*PROBLEM TO SOLVE*
From the material below, list every line containing "Panorama".

^^^^

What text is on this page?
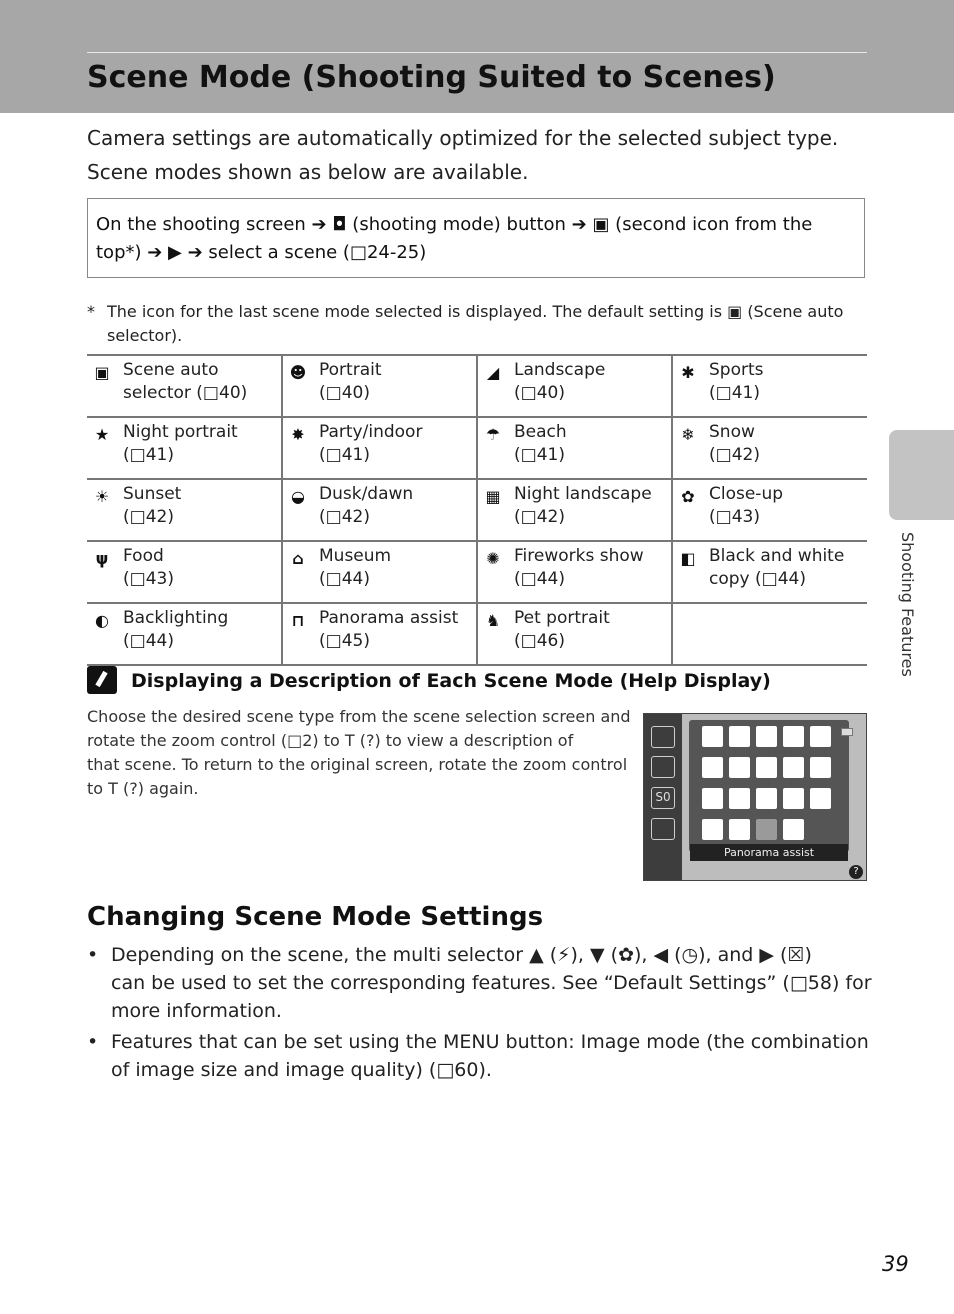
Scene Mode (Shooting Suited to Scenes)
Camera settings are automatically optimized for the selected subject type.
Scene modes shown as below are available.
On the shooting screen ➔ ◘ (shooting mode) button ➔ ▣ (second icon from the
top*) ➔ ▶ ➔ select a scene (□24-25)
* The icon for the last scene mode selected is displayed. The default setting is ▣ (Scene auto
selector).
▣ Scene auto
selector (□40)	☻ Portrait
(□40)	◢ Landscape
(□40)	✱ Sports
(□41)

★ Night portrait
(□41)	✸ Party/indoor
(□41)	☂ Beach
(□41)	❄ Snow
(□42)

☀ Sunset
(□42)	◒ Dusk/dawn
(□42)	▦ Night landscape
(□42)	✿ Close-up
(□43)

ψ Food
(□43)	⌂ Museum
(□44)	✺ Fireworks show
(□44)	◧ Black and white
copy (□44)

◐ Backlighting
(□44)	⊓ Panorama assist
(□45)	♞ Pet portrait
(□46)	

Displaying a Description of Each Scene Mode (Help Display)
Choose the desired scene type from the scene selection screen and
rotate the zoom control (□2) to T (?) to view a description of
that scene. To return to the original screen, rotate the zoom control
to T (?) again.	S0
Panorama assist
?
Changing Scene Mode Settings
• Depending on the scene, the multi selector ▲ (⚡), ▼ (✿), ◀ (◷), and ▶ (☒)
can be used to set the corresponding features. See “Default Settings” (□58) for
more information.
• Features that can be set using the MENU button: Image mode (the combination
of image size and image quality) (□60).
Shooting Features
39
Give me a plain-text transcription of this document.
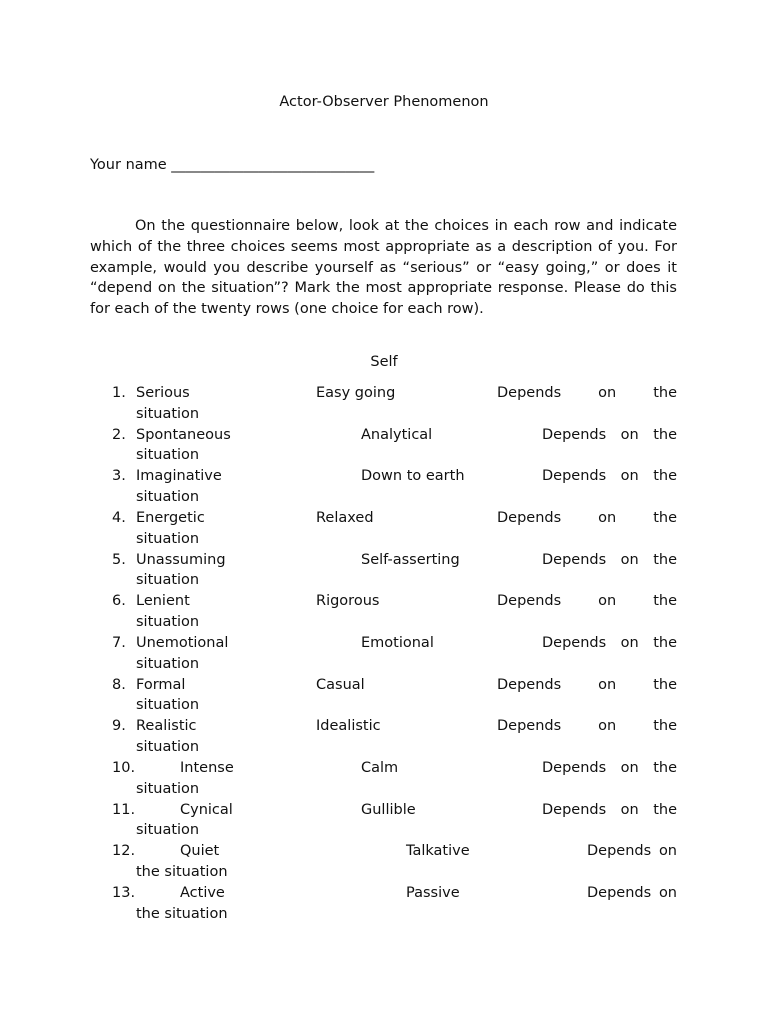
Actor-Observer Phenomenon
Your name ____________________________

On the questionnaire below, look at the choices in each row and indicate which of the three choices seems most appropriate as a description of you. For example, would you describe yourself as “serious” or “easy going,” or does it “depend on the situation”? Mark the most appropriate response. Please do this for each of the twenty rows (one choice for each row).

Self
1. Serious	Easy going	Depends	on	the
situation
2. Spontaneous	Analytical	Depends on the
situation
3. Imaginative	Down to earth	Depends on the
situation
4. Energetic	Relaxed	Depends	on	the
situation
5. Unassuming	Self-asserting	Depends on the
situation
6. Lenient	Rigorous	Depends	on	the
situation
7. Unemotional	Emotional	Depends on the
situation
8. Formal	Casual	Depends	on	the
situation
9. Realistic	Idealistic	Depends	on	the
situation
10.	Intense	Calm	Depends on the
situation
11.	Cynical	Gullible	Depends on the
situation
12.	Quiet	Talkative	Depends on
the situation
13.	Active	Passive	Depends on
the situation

^^^^

*EXERCISE SOLUTION*
(□44)	⊓ Panorama assist
Panorama assist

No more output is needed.